* DATA ENTRIES *

◇ ◇ ◇

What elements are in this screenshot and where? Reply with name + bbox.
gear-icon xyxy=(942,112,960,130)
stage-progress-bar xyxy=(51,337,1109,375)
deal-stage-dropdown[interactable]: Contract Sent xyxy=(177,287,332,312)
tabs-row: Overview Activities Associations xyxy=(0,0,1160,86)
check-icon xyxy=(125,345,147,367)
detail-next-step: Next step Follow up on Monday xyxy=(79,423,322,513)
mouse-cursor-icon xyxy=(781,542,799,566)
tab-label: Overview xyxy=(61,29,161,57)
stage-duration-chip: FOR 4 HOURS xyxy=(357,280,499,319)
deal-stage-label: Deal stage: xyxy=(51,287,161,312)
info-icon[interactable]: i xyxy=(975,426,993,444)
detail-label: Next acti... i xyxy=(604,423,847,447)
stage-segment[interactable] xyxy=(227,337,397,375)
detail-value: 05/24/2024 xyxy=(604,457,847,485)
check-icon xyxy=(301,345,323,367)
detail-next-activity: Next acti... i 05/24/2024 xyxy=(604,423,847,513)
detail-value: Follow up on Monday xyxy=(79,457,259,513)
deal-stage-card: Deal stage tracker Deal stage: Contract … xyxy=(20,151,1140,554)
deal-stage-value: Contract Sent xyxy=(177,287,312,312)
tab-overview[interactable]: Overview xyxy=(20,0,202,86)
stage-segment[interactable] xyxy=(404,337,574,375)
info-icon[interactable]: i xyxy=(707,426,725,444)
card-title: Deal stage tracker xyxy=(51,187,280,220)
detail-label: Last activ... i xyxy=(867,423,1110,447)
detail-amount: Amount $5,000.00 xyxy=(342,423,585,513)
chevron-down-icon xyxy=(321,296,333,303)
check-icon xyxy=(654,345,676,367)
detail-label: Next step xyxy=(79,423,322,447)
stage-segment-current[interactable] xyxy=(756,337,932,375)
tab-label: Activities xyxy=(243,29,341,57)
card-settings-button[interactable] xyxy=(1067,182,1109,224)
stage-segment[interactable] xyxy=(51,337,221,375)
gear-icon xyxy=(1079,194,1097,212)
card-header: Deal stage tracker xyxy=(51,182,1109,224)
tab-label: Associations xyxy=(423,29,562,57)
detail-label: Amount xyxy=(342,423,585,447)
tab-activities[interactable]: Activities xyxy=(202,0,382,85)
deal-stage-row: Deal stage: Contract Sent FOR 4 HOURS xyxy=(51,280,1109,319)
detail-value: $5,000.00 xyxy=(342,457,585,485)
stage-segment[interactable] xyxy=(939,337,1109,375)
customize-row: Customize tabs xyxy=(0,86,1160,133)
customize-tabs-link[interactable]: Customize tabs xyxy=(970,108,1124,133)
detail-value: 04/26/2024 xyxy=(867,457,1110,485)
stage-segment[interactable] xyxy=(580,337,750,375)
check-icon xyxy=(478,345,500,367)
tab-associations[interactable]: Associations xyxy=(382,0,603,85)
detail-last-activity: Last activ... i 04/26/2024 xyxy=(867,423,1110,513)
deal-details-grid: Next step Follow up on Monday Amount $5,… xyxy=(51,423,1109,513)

◇ ◇ ◇

Copy out every line above, keeping each one unchanged.

What elements are in this screenshot and where? Reply with name + bbox.
gear-icon xyxy=(942,112,960,130)
stage-progress-bar xyxy=(51,337,1109,375)
deal-stage-dropdown[interactable]: Contract Sent xyxy=(177,287,332,312)
tabs-row: Overview Activities Associations xyxy=(0,0,1160,86)
check-icon xyxy=(125,345,147,367)
detail-next-step: Next step Follow up on Monday xyxy=(79,423,322,513)
mouse-cursor-icon xyxy=(781,542,799,566)
tab-label: Overview xyxy=(61,29,161,57)
stage-duration-chip: FOR 4 HOURS xyxy=(357,280,499,319)
deal-stage-label: Deal stage: xyxy=(51,287,161,312)
info-icon[interactable]: i xyxy=(975,426,993,444)
detail-label: Next acti... i xyxy=(604,423,847,447)
stage-segment[interactable] xyxy=(227,337,397,375)
detail-value: 05/24/2024 xyxy=(604,457,847,485)
check-icon xyxy=(301,345,323,367)
detail-next-activity: Next acti... i 05/24/2024 xyxy=(604,423,847,513)
detail-value: Follow up on Monday xyxy=(79,457,259,513)
deal-stage-card: Deal stage tracker Deal stage: Contract … xyxy=(20,151,1140,554)
deal-stage-value: Contract Sent xyxy=(177,287,312,312)
tab-overview[interactable]: Overview xyxy=(20,0,202,86)
stage-segment[interactable] xyxy=(404,337,574,375)
info-icon[interactable]: i xyxy=(707,426,725,444)
card-title: Deal stage tracker xyxy=(51,187,280,220)
detail-label: Last activ... i xyxy=(867,423,1110,447)
detail-amount: Amount $5,000.00 xyxy=(342,423,585,513)
chevron-down-icon xyxy=(321,296,333,303)
check-icon xyxy=(654,345,676,367)
detail-label: Next step xyxy=(79,423,322,447)
stage-segment-current[interactable] xyxy=(756,337,932,375)
tab-label: Activities xyxy=(243,29,341,57)
card-settings-button[interactable] xyxy=(1067,182,1109,224)
stage-segment[interactable] xyxy=(51,337,221,375)
gear-icon xyxy=(1079,194,1097,212)
card-header: Deal stage tracker xyxy=(51,182,1109,224)
tab-label: Associations xyxy=(423,29,562,57)
detail-label: Amount xyxy=(342,423,585,447)
tab-activities[interactable]: Activities xyxy=(202,0,382,85)
deal-stage-row: Deal stage: Contract Sent FOR 4 HOURS xyxy=(51,280,1109,319)
detail-value: $5,000.00 xyxy=(342,457,585,485)
stage-segment[interactable] xyxy=(939,337,1109,375)
customize-row: Customize tabs xyxy=(0,86,1160,133)
customize-tabs-link[interactable]: Customize tabs xyxy=(970,108,1124,133)
detail-value: 04/26/2024 xyxy=(867,457,1110,485)
stage-segment[interactable] xyxy=(580,337,750,375)
check-icon xyxy=(478,345,500,367)
tab-associations[interactable]: Associations xyxy=(382,0,603,85)
detail-last-activity: Last activ... i 04/26/2024 xyxy=(867,423,1110,513)
deal-details-grid: Next step Follow up on Monday Amount $5,… xyxy=(51,423,1109,513)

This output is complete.